-- START --
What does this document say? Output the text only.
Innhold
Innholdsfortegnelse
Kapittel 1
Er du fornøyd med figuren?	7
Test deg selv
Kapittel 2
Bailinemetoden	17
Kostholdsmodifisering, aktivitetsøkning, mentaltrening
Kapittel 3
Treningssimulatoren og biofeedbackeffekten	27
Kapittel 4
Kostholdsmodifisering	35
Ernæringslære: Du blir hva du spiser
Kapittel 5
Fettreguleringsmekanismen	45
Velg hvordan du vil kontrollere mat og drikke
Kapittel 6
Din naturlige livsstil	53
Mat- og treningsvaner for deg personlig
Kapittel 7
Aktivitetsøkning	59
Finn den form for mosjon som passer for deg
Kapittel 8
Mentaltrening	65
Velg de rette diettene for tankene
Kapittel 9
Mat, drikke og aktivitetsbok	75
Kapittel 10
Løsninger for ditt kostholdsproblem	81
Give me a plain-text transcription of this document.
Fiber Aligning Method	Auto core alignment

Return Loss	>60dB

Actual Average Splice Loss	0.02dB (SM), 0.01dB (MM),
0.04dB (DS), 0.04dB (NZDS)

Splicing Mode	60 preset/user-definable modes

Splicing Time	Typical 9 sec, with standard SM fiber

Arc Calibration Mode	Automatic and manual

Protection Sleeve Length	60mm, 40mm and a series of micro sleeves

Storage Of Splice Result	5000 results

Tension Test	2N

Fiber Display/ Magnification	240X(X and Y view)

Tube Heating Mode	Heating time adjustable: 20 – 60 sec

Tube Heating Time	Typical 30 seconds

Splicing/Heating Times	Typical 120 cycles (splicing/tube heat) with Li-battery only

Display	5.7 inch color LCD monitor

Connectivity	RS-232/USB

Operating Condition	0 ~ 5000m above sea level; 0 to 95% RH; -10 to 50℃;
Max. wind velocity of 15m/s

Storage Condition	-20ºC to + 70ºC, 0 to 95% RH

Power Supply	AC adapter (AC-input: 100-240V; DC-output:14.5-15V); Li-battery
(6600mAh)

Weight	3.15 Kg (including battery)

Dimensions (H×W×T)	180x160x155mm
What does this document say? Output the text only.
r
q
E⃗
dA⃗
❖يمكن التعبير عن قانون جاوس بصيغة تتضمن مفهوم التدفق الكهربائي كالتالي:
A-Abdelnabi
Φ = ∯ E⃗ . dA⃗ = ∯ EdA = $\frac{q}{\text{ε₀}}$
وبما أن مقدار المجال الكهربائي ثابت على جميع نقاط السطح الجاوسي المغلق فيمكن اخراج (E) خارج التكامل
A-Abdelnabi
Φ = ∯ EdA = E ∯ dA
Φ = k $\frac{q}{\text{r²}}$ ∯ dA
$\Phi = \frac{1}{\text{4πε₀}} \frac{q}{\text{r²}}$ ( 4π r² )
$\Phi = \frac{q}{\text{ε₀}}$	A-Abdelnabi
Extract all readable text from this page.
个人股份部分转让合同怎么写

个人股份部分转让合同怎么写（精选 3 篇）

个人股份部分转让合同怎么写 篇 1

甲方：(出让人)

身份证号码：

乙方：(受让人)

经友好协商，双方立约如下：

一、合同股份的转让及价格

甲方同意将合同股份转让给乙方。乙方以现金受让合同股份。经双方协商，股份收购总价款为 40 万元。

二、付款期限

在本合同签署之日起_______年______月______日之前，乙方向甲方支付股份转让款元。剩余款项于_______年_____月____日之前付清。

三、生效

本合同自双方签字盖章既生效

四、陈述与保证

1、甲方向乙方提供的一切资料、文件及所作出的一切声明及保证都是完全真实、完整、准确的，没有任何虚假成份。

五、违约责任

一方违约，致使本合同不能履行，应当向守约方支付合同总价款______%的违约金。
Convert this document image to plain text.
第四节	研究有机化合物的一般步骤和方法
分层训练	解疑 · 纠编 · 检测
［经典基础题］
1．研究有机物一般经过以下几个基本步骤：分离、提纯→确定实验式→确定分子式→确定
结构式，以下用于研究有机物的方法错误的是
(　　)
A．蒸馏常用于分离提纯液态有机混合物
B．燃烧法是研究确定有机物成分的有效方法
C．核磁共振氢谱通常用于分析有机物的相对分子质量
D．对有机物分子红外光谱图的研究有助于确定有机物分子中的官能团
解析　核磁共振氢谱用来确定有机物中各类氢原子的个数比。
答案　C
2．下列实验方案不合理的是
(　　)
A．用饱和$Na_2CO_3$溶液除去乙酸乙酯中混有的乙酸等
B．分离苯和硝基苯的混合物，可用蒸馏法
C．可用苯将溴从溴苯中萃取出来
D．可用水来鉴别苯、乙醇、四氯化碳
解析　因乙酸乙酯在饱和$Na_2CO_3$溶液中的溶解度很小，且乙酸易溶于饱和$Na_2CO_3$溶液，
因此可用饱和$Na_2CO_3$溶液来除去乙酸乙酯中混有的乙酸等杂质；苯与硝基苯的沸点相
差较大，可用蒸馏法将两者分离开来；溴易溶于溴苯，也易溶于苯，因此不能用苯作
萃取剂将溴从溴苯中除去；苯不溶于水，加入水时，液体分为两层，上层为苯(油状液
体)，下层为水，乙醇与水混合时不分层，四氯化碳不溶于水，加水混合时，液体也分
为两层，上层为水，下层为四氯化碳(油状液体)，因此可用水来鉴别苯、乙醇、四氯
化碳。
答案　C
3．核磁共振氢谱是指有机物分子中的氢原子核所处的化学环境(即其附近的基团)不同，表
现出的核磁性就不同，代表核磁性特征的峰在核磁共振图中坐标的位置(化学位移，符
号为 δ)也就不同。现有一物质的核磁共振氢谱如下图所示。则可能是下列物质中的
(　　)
-- END --
What the task asks
Return all lines with the word "Velg" in them.

Answer to this task
Velg hvordan du vil kontrollere mat og drikke
Velg de rette diettene for tankene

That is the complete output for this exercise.